◆ **WHAT IS REQUIRED**
From the entries provided below, copy each line that contains the word "главного".

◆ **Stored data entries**
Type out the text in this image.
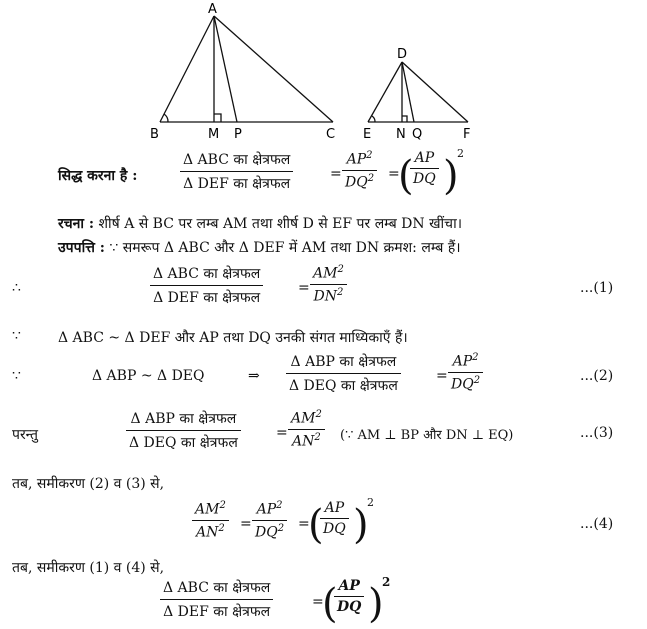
A
B	M P	C
D
E N Q	F
सिद्ध करना है :
Δ ABC का क्षेत्रफल
Δ DEF का क्षेत्रफल
=
$AP^2$
$DQ^2$ =
( AP
DQ )
2
रचना : शीर्ष A से BC पर लम्ब AM तथा शीर्ष D से EF पर लम्ब DN खींचा।
उपपत्ति : ∵ समरूप Δ ABC और Δ DEF में AM तथा DN क्रमश: लम्ब हैं।
∴
Δ ABC का क्षेत्रफल
Δ DEF का क्षेत्रफल
=
$AM^2$
$DN^2$	...(1)
∵	Δ ABC ~ Δ DEF और AP तथा DQ उनकी संगत माध्यिकाएँ हैं।
∵	Δ ABP ~ Δ DEQ	⇒
Δ ABP का क्षेत्रफल
Δ DEQ का क्षेत्रफल
=
$AP^2$
$DQ^2$	...(2)
परन्तु
Δ ABP का क्षेत्रफल
Δ DEQ का क्षेत्रफल
=
$AM^2$
$AN^2$	(∵ AM ⊥ BP और DN ⊥ EQ)	...(3)
तब, समीकरण (2) व (3) से,
$AM^2$
$AN^2$ =
$AP^2$
$DQ^2$ =
( AP
DQ )
2
...(4)
तब, समीकरण (1) व (4) से,
Δ ABC का क्षेत्रफल
Δ DEF का क्षेत्रफल
=
( AP
DQ )
2
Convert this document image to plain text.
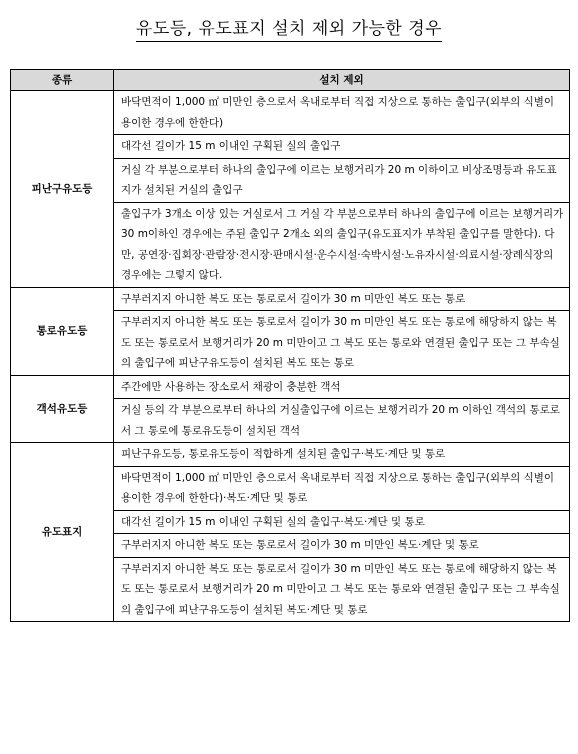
유도등, 유도표지 설치 제외 가능한 경우
종류	설치 제외
피난구유도등	바닥면적이 1,000 ㎡ 미만인 층으로서 옥내로부터 직접 지상으로 통하는 출입구(외부의 식별이 용이한 경우에 한한다)
	대각선 길이가 15 m 이내인 구획된 실의 출입구
	거실 각 부분으로부터 하나의 출입구에 이르는 보행거리가 20 m 이하이고 비상조명등과 유도표지가 설치된 거실의 출입구
	출입구가 3개소 이상 있는 거실로서 그 거실 각 부분으로부터 하나의 출입구에 이르는 보행거리가30 m이하인 경우에는 주된 출입구 2개소 외의 출입구(유도표지가 부착된 출입구를 말한다). 다만, 공연장·집회장·관람장·전시장·판매시설·운수시설·숙박시설·노유자시설·의료시설·장례식장의 경우에는 그렇지 않다.
통로유도등	구부러지지 아니한 복도 또는 통로로서 길이가 30 m 미만인 복도 또는 통로
	구부러지지 아니한 복도 또는 통로로서 길이가 30 m 미만인 복도 또는 통로에 해당하지 않는 복도 또는 통로로서 보행거리가 20 m 미만이고 그 복도 또는 통로와 연결된 출입구 또는 그 부속실의 출입구에 피난구유도등이 설치된 복도 또는 통로
객석유도등	주간에만 사용하는 장소로서 채광이 충분한 객석
	거실 등의 각 부분으로부터 하나의 거실출입구에 이르는 보행거리가 20 m 이하인 객석의 통로로서 그 통로에 통로유도등이 설치된 객석
유도표지	피난구유도등, 통로유도등이 적합하게 설치된 출입구·복도·계단 및 통로
	바닥면적이 1,000 ㎡ 미만인 층으로서 옥내로부터 직접 지상으로 통하는 출입구(외부의 식별이 용이한 경우에 한한다)·복도·계단 및 통로
	대각선 길이가 15 m 이내인 구획된 실의 출입구·복도·계단 및 통로
	구부러지지 아니한 복도 또는 통로로서 길이가 30 m 미만인 복도·계단 및 통로
	구부러지지 아니한 복도 또는 통로로서 길이가 30 m 미만인 복도 또는 통로에 해당하지 않는 복도 또는 통로로서 보행거리가 20 m 미만이고 그 복도 또는 통로와 연결된 출입구 또는 그 부속실의 출입구에 피난구유도등이 설치된 복도·계단 및 통로
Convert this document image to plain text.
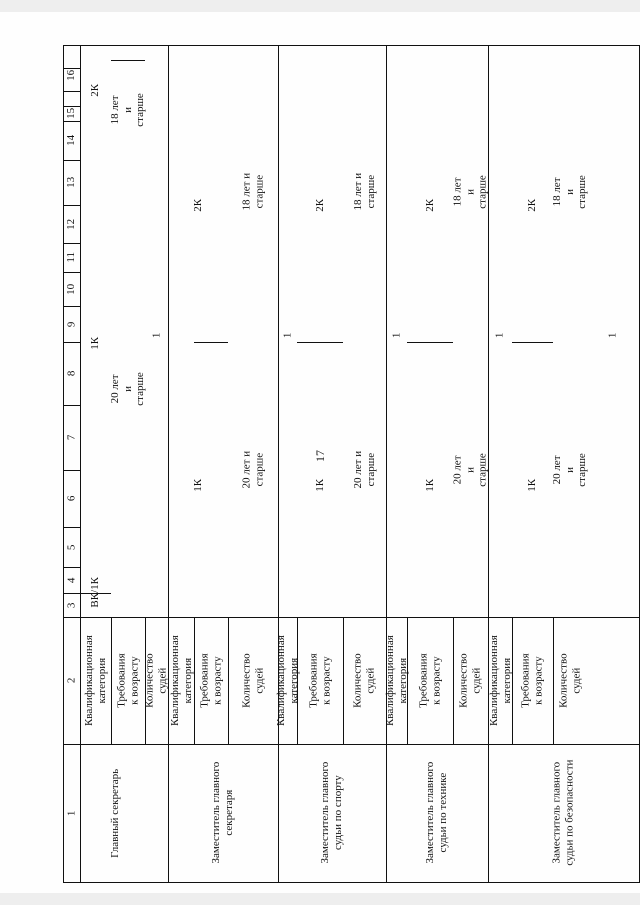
17
Главный секретарь	Заместитель главного
секретаря	Заместитель главного
судьи по спорту
Заместитель главного
судьи по технике
Заместитель главного
судьи по безопасности
1
2
3
4
5
6
7
8
9
10
11
12
13
14
15
16
Квалификационная
категория Требования
к возрасту Количество судей Квалификационная
категория Требования
к возрасту Количество судей Квалификационная
категория Требования
к возрасту Количество судей Квалификационная
категория Требования
к возрасту Количество судей Квалификационная
категория Требования
к возрасту Количество судей
ВК/1К
1К
2К
20 лет и старше
18 лет и старше
1
1К
2К
20 лет и старше
18 лет и старше
1
1К
2К
20 лет и старше
18 лет и старше
1
1К
2К
20 лет и старше
18 лет и старше
1
1К
2К
20 лет и старше
18 лет и старше
1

◆ **RESPONSE TO THIS EXERCISE**
Главный секретарь	Заместитель главного
секретаря	Заместитель главного
Заместитель главного
Заместитель главного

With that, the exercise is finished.